Data entries:

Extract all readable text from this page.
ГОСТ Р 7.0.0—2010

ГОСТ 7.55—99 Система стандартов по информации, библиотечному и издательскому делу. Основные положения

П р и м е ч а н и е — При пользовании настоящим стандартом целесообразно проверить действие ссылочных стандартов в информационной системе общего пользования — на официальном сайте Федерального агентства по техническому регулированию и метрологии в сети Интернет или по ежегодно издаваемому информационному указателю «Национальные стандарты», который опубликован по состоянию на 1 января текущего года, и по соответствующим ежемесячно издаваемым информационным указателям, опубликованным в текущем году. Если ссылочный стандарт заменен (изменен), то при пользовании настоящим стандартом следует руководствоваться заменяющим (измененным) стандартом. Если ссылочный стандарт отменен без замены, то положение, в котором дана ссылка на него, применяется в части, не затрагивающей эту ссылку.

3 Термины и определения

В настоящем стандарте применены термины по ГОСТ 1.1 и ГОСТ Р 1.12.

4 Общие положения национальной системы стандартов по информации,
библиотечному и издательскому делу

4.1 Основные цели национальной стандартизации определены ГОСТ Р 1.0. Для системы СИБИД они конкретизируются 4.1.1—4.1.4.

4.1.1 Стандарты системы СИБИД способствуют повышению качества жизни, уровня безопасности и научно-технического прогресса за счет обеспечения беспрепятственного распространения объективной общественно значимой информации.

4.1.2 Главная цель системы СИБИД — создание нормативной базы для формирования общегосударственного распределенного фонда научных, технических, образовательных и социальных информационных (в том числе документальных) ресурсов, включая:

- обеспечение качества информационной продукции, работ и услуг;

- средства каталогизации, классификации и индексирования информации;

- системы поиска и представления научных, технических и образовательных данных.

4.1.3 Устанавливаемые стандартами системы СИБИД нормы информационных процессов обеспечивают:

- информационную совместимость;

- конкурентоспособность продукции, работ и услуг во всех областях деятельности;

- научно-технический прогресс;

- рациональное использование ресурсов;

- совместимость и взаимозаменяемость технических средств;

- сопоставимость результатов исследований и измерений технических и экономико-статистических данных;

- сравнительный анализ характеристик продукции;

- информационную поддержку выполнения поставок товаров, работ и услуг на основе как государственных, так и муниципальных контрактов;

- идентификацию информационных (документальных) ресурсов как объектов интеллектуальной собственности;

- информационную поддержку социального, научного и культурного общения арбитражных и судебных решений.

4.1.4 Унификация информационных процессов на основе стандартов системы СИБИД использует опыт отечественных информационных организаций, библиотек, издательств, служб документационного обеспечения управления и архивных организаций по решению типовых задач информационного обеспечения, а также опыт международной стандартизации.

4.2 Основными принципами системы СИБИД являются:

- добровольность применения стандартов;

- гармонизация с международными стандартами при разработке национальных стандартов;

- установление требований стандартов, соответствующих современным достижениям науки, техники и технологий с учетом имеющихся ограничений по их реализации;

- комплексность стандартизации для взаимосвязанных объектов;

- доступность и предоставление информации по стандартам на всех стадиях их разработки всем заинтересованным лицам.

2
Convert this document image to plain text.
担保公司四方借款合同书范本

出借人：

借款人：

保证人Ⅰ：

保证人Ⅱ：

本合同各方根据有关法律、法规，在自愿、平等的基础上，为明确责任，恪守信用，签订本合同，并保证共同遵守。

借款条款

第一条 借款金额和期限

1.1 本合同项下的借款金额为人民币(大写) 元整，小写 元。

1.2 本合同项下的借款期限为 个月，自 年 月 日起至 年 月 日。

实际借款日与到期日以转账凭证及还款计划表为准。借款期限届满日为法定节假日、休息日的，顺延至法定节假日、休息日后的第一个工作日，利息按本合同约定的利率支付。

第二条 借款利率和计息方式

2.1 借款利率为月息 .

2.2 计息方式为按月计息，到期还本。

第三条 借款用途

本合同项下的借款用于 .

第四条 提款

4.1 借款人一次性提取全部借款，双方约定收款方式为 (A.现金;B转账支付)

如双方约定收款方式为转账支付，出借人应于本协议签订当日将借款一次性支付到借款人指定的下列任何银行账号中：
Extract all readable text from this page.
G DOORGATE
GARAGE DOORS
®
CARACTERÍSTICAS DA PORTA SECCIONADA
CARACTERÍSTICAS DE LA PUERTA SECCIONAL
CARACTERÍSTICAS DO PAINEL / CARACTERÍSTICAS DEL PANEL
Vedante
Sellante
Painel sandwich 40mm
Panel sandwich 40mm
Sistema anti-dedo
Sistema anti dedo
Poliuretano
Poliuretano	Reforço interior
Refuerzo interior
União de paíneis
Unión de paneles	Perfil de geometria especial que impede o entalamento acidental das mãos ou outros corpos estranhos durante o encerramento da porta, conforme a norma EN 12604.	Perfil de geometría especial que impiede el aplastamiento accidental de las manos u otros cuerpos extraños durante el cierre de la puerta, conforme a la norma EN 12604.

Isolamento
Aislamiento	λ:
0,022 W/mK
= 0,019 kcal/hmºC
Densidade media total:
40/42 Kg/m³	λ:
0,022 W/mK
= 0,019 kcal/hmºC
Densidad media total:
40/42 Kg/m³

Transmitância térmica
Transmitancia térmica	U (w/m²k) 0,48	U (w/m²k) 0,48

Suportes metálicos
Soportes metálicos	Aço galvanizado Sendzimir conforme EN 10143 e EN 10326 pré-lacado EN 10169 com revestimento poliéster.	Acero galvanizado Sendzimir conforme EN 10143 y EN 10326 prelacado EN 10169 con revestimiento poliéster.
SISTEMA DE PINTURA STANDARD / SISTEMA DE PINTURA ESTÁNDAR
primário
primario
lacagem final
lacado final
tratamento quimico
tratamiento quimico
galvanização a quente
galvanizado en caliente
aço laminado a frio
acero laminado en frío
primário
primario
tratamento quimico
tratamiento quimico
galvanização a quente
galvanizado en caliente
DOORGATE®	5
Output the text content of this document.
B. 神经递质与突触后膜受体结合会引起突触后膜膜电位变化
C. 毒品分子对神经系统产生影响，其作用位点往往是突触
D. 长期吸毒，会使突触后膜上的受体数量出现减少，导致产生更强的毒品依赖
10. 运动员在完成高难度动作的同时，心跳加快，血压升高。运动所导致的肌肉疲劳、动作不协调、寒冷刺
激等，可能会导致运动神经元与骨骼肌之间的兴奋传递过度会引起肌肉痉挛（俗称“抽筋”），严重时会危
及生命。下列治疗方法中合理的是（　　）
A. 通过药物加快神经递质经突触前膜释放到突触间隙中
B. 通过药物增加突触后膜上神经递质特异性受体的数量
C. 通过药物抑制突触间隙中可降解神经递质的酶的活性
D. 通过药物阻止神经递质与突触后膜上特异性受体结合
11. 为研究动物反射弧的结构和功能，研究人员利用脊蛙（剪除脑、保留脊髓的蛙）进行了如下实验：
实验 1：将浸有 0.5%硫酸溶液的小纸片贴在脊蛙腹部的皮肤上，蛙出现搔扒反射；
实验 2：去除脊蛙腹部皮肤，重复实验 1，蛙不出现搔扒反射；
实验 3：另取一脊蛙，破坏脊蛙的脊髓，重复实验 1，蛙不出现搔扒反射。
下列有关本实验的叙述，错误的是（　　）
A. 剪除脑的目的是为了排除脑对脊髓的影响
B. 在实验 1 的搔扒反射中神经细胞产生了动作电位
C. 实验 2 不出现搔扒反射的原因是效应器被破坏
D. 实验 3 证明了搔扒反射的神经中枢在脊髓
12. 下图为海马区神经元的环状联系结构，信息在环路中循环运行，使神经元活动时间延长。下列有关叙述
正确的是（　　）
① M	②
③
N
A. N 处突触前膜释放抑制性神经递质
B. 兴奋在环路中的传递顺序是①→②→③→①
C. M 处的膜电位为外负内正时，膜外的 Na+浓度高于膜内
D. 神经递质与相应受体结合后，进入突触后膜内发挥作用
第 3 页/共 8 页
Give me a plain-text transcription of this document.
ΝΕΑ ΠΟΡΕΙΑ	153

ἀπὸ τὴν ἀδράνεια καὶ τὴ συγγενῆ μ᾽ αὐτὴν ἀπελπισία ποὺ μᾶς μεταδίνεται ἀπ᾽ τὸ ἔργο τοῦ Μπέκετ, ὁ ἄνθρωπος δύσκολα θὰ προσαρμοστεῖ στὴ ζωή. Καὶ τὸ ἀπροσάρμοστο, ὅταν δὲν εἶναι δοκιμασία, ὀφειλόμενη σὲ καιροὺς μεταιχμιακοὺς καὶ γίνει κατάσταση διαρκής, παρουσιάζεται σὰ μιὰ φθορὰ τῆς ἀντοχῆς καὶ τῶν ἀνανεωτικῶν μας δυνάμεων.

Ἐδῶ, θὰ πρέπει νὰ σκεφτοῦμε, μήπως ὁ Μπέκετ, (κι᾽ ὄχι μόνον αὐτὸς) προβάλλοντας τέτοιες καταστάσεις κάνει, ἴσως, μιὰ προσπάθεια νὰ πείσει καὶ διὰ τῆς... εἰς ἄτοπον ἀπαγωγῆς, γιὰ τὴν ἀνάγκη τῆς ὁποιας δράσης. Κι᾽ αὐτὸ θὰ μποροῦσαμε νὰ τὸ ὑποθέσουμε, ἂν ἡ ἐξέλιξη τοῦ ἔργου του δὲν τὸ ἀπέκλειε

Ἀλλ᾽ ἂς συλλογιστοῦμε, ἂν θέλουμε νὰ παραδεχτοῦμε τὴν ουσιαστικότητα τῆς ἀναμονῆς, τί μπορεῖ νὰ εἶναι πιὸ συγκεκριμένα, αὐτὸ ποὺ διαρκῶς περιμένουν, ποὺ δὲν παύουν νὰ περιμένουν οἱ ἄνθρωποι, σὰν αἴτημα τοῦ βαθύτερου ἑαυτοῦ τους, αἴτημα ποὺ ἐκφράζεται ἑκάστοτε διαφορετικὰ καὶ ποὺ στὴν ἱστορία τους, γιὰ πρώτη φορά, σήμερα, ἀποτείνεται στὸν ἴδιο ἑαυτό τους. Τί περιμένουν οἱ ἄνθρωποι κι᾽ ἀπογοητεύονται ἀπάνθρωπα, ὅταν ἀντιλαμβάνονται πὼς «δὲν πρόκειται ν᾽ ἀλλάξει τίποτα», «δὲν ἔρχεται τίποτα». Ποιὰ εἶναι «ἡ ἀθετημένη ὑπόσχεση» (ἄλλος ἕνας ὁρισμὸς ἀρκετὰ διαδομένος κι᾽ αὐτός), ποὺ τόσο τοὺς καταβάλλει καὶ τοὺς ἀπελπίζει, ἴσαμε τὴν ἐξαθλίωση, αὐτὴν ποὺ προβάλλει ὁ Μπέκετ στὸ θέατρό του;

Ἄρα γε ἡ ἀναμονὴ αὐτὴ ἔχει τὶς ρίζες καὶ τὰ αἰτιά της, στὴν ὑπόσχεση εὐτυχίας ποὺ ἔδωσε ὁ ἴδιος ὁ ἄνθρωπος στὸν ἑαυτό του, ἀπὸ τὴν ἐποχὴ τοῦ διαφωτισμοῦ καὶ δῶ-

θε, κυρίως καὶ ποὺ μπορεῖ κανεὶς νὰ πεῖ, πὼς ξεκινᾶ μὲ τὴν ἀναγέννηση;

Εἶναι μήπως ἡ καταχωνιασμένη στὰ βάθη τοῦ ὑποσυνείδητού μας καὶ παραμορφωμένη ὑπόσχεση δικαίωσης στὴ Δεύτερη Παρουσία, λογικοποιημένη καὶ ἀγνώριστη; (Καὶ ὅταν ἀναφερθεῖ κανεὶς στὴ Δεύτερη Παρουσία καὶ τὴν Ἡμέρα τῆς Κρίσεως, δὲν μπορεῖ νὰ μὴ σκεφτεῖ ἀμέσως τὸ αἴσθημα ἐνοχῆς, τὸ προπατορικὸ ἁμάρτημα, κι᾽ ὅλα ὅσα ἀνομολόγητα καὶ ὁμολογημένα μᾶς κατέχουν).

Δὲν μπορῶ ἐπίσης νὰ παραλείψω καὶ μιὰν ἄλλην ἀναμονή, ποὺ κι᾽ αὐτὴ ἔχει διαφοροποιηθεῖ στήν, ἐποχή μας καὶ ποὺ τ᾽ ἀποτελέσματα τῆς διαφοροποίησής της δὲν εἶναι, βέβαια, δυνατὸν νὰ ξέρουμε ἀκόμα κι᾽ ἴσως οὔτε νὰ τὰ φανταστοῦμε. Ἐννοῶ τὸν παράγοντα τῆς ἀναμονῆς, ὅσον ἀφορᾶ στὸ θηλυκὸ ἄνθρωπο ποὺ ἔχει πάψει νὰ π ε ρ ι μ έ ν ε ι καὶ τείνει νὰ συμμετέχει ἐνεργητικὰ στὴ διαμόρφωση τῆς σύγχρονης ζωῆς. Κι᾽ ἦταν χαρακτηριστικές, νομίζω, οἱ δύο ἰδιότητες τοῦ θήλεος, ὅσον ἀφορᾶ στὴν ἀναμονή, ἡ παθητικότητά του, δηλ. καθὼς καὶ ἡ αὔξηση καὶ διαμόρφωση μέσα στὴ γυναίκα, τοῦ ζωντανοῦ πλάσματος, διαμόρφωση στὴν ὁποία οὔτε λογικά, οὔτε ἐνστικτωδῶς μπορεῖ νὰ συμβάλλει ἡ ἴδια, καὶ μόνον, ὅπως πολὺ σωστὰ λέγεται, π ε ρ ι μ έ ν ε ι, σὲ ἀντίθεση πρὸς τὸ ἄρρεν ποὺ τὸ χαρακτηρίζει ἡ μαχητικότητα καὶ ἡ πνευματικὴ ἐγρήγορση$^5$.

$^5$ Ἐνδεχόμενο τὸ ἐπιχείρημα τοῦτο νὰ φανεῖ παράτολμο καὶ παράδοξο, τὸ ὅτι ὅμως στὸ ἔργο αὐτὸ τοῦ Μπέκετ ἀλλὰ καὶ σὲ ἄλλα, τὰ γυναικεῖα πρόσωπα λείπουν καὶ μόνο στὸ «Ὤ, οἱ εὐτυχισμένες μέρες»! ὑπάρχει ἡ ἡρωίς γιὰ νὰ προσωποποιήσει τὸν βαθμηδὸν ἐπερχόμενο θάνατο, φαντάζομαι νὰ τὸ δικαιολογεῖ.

> OBJECTIVE: In the entries above, identify every line with the word "interior". Copy those lines.

> SOLUTION TO THE PROBLEM:
Poliuretano	Reforço interior
Refuerzo interior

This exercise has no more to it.